SET PROBLEM ::
Out of the lines below, please list those that hold the string "BrowseConf".

SOURCE MATERIAL ::

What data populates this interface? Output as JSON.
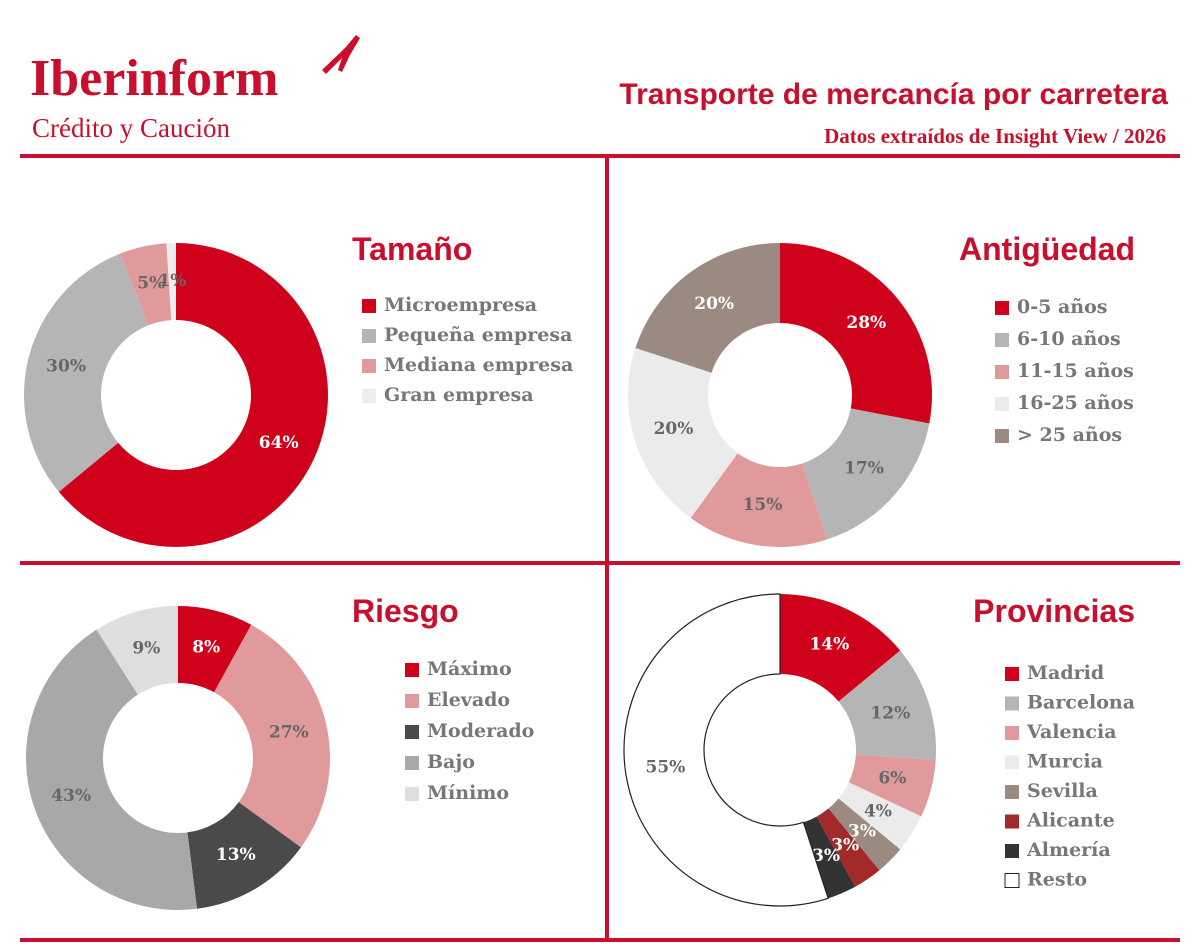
{
  "header": {
    "brand": "Iberinform",
    "brand_sub": "Crédito y Caución",
    "title": "Transporte de mercancía por carretera",
    "subtitle": "Datos extraídos de Insight View / 2026"
  },
  "chart_data": [
    {
      "type": "pie",
      "title": "Tamaño",
      "categories": [
        "Microempresa",
        "Pequeña empresa",
        "Mediana empresa",
        "Gran empresa"
      ],
      "values": [
        64,
        30,
        5,
        1
      ],
      "value_labels": [
        "64%",
        "30%",
        "5%",
        "1%"
      ],
      "colors": [
        "#d0021b",
        "#b5b5b5",
        "#e09a9c",
        "#ededed"
      ]
    },
    {
      "type": "pie",
      "title": "Antigüedad",
      "categories": [
        "0-5 años",
        "6-10 años",
        "11-15 años",
        "16-25 años",
        "> 25 años"
      ],
      "values": [
        28,
        17,
        15,
        20,
        20
      ],
      "value_labels": [
        "28%",
        "17%",
        "15%",
        "20%",
        "20%"
      ],
      "colors": [
        "#d0021b",
        "#b5b5b5",
        "#e09a9c",
        "#ebebeb",
        "#9b8a82"
      ]
    },
    {
      "type": "pie",
      "title": "Riesgo",
      "categories": [
        "Máximo",
        "Elevado",
        "Moderado",
        "Bajo",
        "Mínimo"
      ],
      "values": [
        8,
        27,
        13,
        43,
        9
      ],
      "value_labels": [
        "8%",
        "27%",
        "13%",
        "43%",
        "9%"
      ],
      "colors": [
        "#d0021b",
        "#e09a9c",
        "#4a4a4a",
        "#a8a8a8",
        "#dedede"
      ]
    },
    {
      "type": "pie",
      "title": "Provincias",
      "categories": [
        "Madrid",
        "Barcelona",
        "Valencia",
        "Murcia",
        "Sevilla",
        "Alicante",
        "Almería",
        "Resto"
      ],
      "values": [
        14,
        12,
        6,
        4,
        3,
        3,
        3,
        55
      ],
      "value_labels": [
        "14%",
        "12%",
        "6%",
        "4%",
        "3%",
        "3%",
        "3%",
        "55%"
      ],
      "colors": [
        "#d0021b",
        "#b5b5b5",
        "#e09a9c",
        "#ebebeb",
        "#9b8a82",
        "#a32a2a",
        "#333333",
        "#ffffff"
      ]
    }
  ]
}
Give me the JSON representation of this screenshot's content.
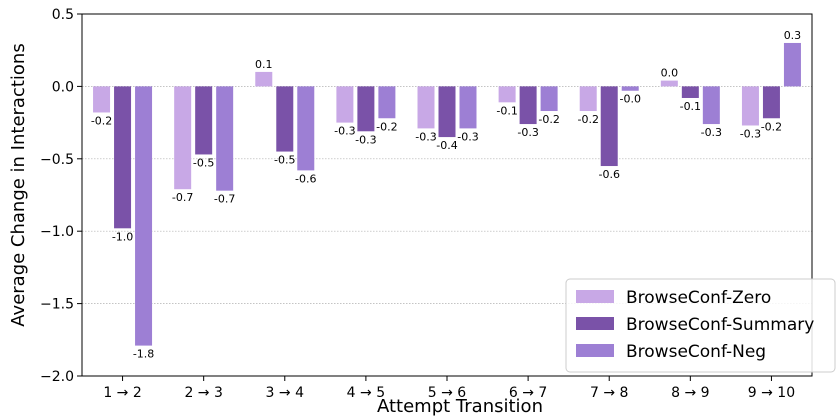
{
  "chart_data": {
    "type": "bar",
    "xlabel": "Attempt Transition",
    "ylabel": "Average Change in Interactions",
    "ylim": [
      -2.0,
      0.5
    ],
    "yticks": [
      0.5,
      0.0,
      -0.5,
      -1.0,
      -1.5,
      -2.0
    ],
    "ytick_labels": [
      "0.5",
      "0.0",
      "−0.5",
      "−1.0",
      "−1.5",
      "−2.0"
    ],
    "grid": "horizontal-dotted",
    "legend_position": "bottom-right",
    "categories": [
      "1 → 2",
      "2 → 3",
      "3 → 4",
      "4 → 5",
      "5 → 6",
      "6 → 7",
      "7 → 8",
      "8 → 9",
      "9 → 10"
    ],
    "series": [
      {
        "name": "BrowseConf-Zero",
        "color": "#c8a8e6",
        "values": [
          -0.18,
          -0.71,
          0.1,
          -0.25,
          -0.29,
          -0.11,
          -0.17,
          0.04,
          -0.27
        ],
        "labels": [
          "-0.2",
          "-0.7",
          "0.1",
          "-0.3",
          "-0.3",
          "-0.1",
          "-0.2",
          "0.0",
          "-0.3"
        ]
      },
      {
        "name": "BrowseConf-Summary",
        "color": "#7a52a8",
        "values": [
          -0.98,
          -0.47,
          -0.45,
          -0.31,
          -0.35,
          -0.26,
          -0.55,
          -0.08,
          -0.22
        ],
        "labels": [
          "-1.0",
          "-0.5",
          "-0.5",
          "-0.3",
          "-0.4",
          "-0.3",
          "-0.6",
          "-0.1",
          "-0.2"
        ]
      },
      {
        "name": "BrowseConf-Neg",
        "color": "#9d7fd4",
        "values": [
          -1.79,
          -0.72,
          -0.58,
          -0.22,
          -0.29,
          -0.17,
          -0.03,
          -0.26,
          0.3
        ],
        "labels": [
          "-1.8",
          "-0.7",
          "-0.6",
          "-0.2",
          "-0.3",
          "-0.2",
          "-0.0",
          "-0.3",
          "0.3"
        ]
      }
    ]
  }
}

SOLUTION FOR THIS PROBLEM ::
        "name": "BrowseConf-Zero",
        "name": "BrowseConf-Summary",
        "name": "BrowseConf-Neg",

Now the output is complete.